TASK MATERIAL:
══════════
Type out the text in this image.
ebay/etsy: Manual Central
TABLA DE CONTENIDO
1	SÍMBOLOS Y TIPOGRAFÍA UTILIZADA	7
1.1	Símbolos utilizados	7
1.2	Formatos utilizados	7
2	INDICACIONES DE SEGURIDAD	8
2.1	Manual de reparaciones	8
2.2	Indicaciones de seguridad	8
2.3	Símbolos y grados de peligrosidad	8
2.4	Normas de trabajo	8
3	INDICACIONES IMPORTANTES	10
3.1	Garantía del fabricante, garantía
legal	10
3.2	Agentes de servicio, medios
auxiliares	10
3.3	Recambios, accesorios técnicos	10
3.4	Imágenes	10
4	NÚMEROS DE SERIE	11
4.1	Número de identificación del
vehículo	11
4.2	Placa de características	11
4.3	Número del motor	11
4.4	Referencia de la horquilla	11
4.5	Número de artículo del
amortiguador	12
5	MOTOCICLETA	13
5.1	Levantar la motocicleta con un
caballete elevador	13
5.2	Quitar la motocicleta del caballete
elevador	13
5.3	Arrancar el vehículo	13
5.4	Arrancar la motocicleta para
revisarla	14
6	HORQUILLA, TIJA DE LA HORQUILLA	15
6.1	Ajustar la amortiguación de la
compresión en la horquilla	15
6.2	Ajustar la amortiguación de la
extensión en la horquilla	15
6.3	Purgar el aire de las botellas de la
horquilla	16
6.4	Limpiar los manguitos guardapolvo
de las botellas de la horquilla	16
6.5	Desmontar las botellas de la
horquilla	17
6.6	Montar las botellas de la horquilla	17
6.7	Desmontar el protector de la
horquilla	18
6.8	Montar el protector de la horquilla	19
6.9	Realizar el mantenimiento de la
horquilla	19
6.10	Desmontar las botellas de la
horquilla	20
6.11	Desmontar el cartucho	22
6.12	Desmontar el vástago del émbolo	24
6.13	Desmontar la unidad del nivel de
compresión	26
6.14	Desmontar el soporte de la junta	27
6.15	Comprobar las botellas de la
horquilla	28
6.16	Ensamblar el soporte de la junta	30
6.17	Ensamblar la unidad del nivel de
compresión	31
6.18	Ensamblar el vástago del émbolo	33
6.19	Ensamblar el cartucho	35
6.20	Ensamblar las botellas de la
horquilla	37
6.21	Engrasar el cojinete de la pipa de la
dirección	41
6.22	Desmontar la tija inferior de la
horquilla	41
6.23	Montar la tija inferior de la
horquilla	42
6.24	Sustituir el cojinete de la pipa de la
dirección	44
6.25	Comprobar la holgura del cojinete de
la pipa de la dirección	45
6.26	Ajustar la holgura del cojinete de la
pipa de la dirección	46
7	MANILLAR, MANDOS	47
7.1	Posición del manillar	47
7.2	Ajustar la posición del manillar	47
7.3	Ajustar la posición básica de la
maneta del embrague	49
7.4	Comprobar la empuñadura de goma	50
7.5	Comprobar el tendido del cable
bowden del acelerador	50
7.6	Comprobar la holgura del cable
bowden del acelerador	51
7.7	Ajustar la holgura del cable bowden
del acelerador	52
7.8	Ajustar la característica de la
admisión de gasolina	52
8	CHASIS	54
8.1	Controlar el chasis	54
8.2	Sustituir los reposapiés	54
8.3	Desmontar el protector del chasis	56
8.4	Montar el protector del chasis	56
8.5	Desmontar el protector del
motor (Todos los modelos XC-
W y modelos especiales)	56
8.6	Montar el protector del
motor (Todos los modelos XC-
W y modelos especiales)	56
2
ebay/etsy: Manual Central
══════════
ACTIVITY:
Extract the entries above verbatim.

WRITTEN REPLY:
Type out the text in this image.
ebay/etsy: Manual Central
TABLA DE CONTENIDO
1	SÍMBOLOS Y TIPOGRAFÍA UTILIZADA	7
1.1	Símbolos utilizados	7
1.2	Formatos utilizados	7
2	INDICACIONES DE SEGURIDAD	8
2.1	Manual de reparaciones	8
2.2	Indicaciones de seguridad	8
2.3	Símbolos y grados de peligrosidad	8
2.4	Normas de trabajo	8
3	INDICACIONES IMPORTANTES	10
3.1	Garantía del fabricante, garantía
legal	10
3.2	Agentes de servicio, medios
auxiliares	10
3.3	Recambios, accesorios técnicos	10
3.4	Imágenes	10
4	NÚMEROS DE SERIE	11
4.1	Número de identificación del
vehículo	11
4.2	Placa de características	11
4.3	Número del motor	11
4.4	Referencia de la horquilla	11
4.5	Número de artículo del
amortiguador	12
5	MOTOCICLETA	13
5.1	Levantar la motocicleta con un
caballete elevador	13
5.2	Quitar la motocicleta del caballete
elevador	13
5.3	Arrancar el vehículo	13
5.4	Arrancar la motocicleta para
revisarla	14
6	HORQUILLA, TIJA DE LA HORQUILLA	15
6.1	Ajustar la amortiguación de la
compresión en la horquilla	15
6.2	Ajustar la amortiguación de la
extensión en la horquilla	15
6.3	Purgar el aire de las botellas de la
horquilla	16
6.4	Limpiar los manguitos guardapolvo
de las botellas de la horquilla	16
6.5	Desmontar las botellas de la
horquilla	17
6.6	Montar las botellas de la horquilla	17
6.7	Desmontar el protector de la
horquilla	18
6.8	Montar el protector de la horquilla	19
6.9	Realizar el mantenimiento de la
horquilla	19
6.10	Desmontar las botellas de la
horquilla	20
6.11	Desmontar el cartucho	22
6.12	Desmontar el vástago del émbolo	24
6.13	Desmontar la unidad del nivel de
compresión	26
6.14	Desmontar el soporte de la junta	27
6.15	Comprobar las botellas de la
horquilla	28
6.16	Ensamblar el soporte de la junta	30
6.17	Ensamblar la unidad del nivel de
compresión	31
6.18	Ensamblar el vástago del émbolo	33
6.19	Ensamblar el cartucho	35
6.20	Ensamblar las botellas de la
horquilla	37
6.21	Engrasar el cojinete de la pipa de la
dirección	41
6.22	Desmontar la tija inferior de la
horquilla	41
6.23	Montar la tija inferior de la
horquilla	42
6.24	Sustituir el cojinete de la pipa de la
dirección	44
6.25	Comprobar la holgura del cojinete de
la pipa de la dirección	45
6.26	Ajustar la holgura del cojinete de la
pipa de la dirección	46
7	MANILLAR, MANDOS	47
7.1	Posición del manillar	47
7.2	Ajustar la posición del manillar	47
7.3	Ajustar la posición básica de la
maneta del embrague	49
7.4	Comprobar la empuñadura de goma	50
7.5	Comprobar el tendido del cable
bowden del acelerador	50
7.6	Comprobar la holgura del cable
bowden del acelerador	51
7.7	Ajustar la holgura del cable bowden
del acelerador	52
7.8	Ajustar la característica de la
admisión de gasolina	52
8	CHASIS	54
8.1	Controlar el chasis	54
8.2	Sustituir los reposapiés	54
8.3	Desmontar el protector del chasis	56
8.4	Montar el protector del chasis	56
8.5	Desmontar el protector del
motor (Todos los modelos XC-
W y modelos especiales)	56
8.6	Montar el protector del
motor (Todos los modelos XC-
W y modelos especiales)	56
2
ebay/etsy: Manual Central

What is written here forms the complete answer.